The dataset has been divided into two equally large subsets with respect to stand age, one older and one younger, within grid cells of 75 × 75 km. These have subsequently been combined into a SAS table indicating to which subset each sample plot belongs with respect to stand age.

Areas that deviate in the older half of the dataset include Tiveden, where substantially less acidification is observed. The area in northern Dalarna is considerably more extensive and shows pronounced acidification. The area in south-western Götaland has decreased in extent and is now found in the southern part of Jönköping County. A decrease in pH can also be discerned in north-eastern Uppland. In northern Sweden, largely the same areas that show acidification overall are found in both the younger and older halves of the dataset.

• Link to a simulation showing how the estimated pH in the organic layer has changed during the period 1963–1999.

* What is needed: Summarize the text on stand age and acidification in two sentences.

* Material provided:
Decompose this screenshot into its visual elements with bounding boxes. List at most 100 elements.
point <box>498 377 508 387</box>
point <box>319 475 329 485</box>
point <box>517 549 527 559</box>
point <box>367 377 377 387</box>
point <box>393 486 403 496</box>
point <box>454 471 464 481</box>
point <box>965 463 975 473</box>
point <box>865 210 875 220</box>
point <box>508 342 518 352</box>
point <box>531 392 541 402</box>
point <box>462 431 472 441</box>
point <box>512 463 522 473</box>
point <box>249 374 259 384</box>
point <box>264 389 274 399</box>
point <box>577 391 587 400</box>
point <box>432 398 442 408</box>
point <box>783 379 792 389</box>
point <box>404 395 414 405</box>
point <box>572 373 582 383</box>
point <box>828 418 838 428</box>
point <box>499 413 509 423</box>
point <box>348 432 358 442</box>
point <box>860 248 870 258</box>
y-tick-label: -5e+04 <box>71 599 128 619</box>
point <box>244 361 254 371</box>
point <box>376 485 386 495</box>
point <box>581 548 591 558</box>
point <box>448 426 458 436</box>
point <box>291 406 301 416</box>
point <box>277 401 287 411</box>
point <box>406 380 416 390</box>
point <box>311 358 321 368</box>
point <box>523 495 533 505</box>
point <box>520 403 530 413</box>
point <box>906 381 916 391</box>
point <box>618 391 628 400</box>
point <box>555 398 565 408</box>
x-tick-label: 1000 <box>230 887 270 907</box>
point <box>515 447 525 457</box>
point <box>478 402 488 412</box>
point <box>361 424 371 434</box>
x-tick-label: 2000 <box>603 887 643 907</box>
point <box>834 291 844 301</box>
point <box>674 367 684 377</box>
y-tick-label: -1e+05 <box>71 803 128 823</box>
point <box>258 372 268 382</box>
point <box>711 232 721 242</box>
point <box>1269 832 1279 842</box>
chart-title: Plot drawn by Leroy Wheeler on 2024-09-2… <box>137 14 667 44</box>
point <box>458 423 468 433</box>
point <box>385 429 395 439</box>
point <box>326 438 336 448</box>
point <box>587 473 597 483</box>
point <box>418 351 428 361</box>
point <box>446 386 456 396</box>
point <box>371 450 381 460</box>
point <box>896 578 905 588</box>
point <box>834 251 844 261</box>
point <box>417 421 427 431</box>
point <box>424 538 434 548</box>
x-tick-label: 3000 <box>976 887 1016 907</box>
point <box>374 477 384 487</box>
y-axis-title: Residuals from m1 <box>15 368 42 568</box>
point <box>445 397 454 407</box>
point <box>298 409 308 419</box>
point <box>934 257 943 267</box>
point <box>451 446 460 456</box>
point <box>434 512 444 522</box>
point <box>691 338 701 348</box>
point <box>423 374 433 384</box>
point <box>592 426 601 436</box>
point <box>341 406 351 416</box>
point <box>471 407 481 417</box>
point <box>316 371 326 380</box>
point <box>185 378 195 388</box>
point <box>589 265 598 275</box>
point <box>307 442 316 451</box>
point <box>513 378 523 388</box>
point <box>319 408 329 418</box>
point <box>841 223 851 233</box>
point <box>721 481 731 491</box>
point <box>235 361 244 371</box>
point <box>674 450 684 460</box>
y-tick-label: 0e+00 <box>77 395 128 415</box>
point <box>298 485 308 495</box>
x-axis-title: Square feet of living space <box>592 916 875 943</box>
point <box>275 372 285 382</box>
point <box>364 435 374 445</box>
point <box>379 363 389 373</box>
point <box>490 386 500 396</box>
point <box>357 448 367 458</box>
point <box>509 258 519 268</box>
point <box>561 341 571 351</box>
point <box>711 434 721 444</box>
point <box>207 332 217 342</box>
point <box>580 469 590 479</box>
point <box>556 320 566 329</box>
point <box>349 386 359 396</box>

* Task answer: The dataset was divided into two equally large subsets by stand age, one older and one younger, within 75 × 75 km grid cells, and a SAS table shows which subset each sample plot belongs to. In the older half, Tiveden shows substantially less acidification, northern Dalarna has a considerably more extensive area of pronounced acidification, the south-western Götaland area has shrunk and now lies in southern Jönköping County, and north-eastern Uppland shows a pH decrease, while in northern Sweden largely the same acidified areas appear in both halves.